What to produce:
Output every entry exactly as written, but omit the pictures.

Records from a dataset
+++
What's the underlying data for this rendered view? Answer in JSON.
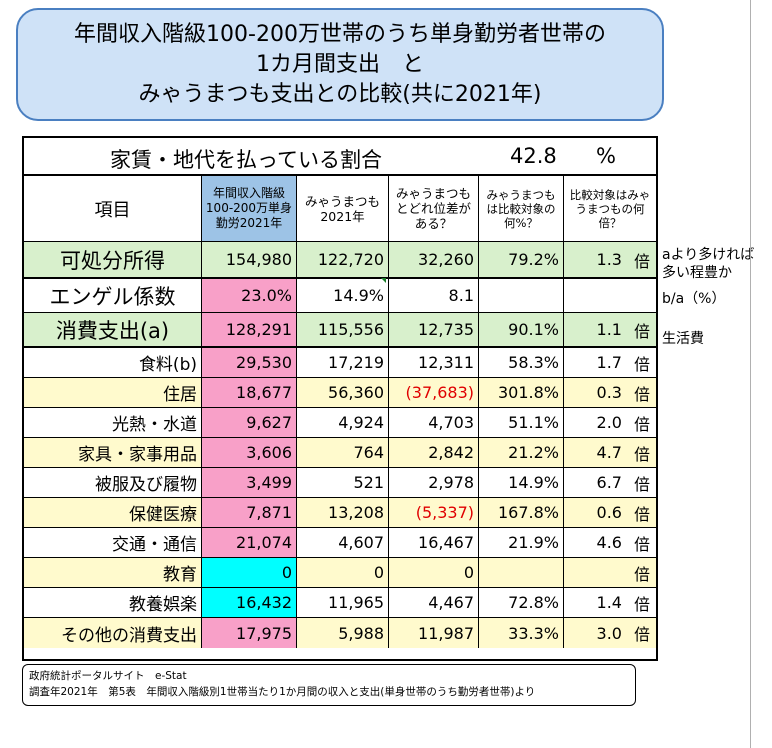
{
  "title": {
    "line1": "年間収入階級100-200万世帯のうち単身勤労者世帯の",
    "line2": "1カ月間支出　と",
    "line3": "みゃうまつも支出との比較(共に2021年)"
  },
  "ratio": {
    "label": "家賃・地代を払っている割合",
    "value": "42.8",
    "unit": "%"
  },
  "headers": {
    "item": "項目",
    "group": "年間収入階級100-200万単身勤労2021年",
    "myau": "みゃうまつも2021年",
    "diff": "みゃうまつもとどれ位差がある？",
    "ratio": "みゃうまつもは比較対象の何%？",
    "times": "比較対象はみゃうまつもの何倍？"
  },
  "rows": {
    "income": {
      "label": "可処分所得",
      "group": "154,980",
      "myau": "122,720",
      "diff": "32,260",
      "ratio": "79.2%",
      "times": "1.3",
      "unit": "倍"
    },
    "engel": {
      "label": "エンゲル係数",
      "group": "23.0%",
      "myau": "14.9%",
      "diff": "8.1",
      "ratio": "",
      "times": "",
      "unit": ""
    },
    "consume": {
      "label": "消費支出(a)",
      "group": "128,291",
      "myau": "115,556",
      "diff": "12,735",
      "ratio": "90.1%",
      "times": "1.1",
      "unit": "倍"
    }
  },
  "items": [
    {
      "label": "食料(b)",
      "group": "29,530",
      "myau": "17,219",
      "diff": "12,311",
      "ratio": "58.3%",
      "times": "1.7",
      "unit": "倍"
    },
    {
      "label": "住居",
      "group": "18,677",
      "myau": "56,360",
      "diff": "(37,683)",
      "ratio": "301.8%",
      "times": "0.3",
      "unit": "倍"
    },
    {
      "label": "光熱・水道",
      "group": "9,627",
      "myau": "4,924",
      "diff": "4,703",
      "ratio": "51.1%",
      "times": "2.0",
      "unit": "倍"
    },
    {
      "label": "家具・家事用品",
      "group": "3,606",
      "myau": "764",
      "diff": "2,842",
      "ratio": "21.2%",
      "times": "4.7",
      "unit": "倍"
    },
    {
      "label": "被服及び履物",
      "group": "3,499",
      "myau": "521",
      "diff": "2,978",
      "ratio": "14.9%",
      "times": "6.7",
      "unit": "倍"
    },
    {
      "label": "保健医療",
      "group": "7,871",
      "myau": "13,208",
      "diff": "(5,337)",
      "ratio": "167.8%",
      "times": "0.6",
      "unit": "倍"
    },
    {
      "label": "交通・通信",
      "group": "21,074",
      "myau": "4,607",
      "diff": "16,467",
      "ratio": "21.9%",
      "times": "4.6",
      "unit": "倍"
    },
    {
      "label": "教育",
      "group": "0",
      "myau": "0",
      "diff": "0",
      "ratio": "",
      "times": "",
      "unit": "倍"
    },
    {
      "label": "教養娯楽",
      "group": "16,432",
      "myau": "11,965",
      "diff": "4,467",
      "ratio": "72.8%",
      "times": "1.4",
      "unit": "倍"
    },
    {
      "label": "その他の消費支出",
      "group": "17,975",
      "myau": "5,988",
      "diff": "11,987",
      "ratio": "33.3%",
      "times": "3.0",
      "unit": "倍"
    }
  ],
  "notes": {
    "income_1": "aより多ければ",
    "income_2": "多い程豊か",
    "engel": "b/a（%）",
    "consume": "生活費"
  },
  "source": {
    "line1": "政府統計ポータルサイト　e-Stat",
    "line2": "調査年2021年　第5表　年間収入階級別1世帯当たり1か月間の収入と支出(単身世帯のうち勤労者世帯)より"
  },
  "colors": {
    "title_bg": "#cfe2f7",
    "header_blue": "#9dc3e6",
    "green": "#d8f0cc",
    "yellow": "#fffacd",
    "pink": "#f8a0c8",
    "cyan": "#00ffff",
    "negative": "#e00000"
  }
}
+++
Solved problem:
What's the underlying data for this rendered view? Answer in JSON.
{
  "title": {
    "line1": "年間収入階級100-200万世帯のうち単身勤労者世帯の",
    "line2": "1カ月間支出　と",
    "line3": "みゃうまつも支出との比較(共に2021年)"
  },
  "ratio": {
    "label": "家賃・地代を払っている割合",
    "value": "42.8",
    "unit": "%"
  },
  "headers": {
    "item": "項目",
    "group": "年間収入階級100-200万単身勤労2021年",
    "myau": "みゃうまつも2021年",
    "diff": "みゃうまつもとどれ位差がある？",
    "ratio": "みゃうまつもは比較対象の何%？",
    "times": "比較対象はみゃうまつもの何倍？"
  },
  "rows": {
    "income": {
      "label": "可処分所得",
      "group": "154,980",
      "myau": "122,720",
      "diff": "32,260",
      "ratio": "79.2%",
      "times": "1.3",
      "unit": "倍"
    },
    "engel": {
      "label": "エンゲル係数",
      "group": "23.0%",
      "myau": "14.9%",
      "diff": "8.1",
      "ratio": "",
      "times": "",
      "unit": ""
    },
    "consume": {
      "label": "消費支出(a)",
      "group": "128,291",
      "myau": "115,556",
      "diff": "12,735",
      "ratio": "90.1%",
      "times": "1.1",
      "unit": "倍"
    }
  },
  "items": [
    {
      "label": "食料(b)",
      "group": "29,530",
      "myau": "17,219",
      "diff": "12,311",
      "ratio": "58.3%",
      "times": "1.7",
      "unit": "倍"
    },
    {
      "label": "住居",
      "group": "18,677",
      "myau": "56,360",
      "diff": "(37,683)",
      "ratio": "301.8%",
      "times": "0.3",
      "unit": "倍"
    },
    {
      "label": "光熱・水道",
      "group": "9,627",
      "myau": "4,924",
      "diff": "4,703",
      "ratio": "51.1%",
      "times": "2.0",
      "unit": "倍"
    },
    {
      "label": "家具・家事用品",
      "group": "3,606",
      "myau": "764",
      "diff": "2,842",
      "ratio": "21.2%",
      "times": "4.7",
      "unit": "倍"
    },
    {
      "label": "被服及び履物",
      "group": "3,499",
      "myau": "521",
      "diff": "2,978",
      "ratio": "14.9%",
      "times": "6.7",
      "unit": "倍"
    },
    {
      "label": "保健医療",
      "group": "7,871",
      "myau": "13,208",
      "diff": "(5,337)",
      "ratio": "167.8%",
      "times": "0.6",
      "unit": "倍"
    },
    {
      "label": "交通・通信",
      "group": "21,074",
      "myau": "4,607",
      "diff": "16,467",
      "ratio": "21.9%",
      "times": "4.6",
      "unit": "倍"
    },
    {
      "label": "教育",
      "group": "0",
      "myau": "0",
      "diff": "0",
      "ratio": "",
      "times": "",
      "unit": "倍"
    },
    {
      "label": "教養娯楽",
      "group": "16,432",
      "myau": "11,965",
      "diff": "4,467",
      "ratio": "72.8%",
      "times": "1.4",
      "unit": "倍"
    },
    {
      "label": "その他の消費支出",
      "group": "17,975",
      "myau": "5,988",
      "diff": "11,987",
      "ratio": "33.3%",
      "times": "3.0",
      "unit": "倍"
    }
  ],
  "notes": {
    "income_1": "aより多ければ",
    "income_2": "多い程豊か",
    "engel": "b/a（%）",
    "consume": "生活費"
  },
  "source": {
    "line1": "政府統計ポータルサイト　e-Stat",
    "line2": "調査年2021年　第5表　年間収入階級別1世帯当たり1か月間の収入と支出(単身世帯のうち勤労者世帯)より"
  },
  "colors": {
    "title_bg": "#cfe2f7",
    "header_blue": "#9dc3e6",
    "green": "#d8f0cc",
    "yellow": "#fffacd",
    "pink": "#f8a0c8",
    "cyan": "#00ffff",
    "negative": "#e00000"
  }
}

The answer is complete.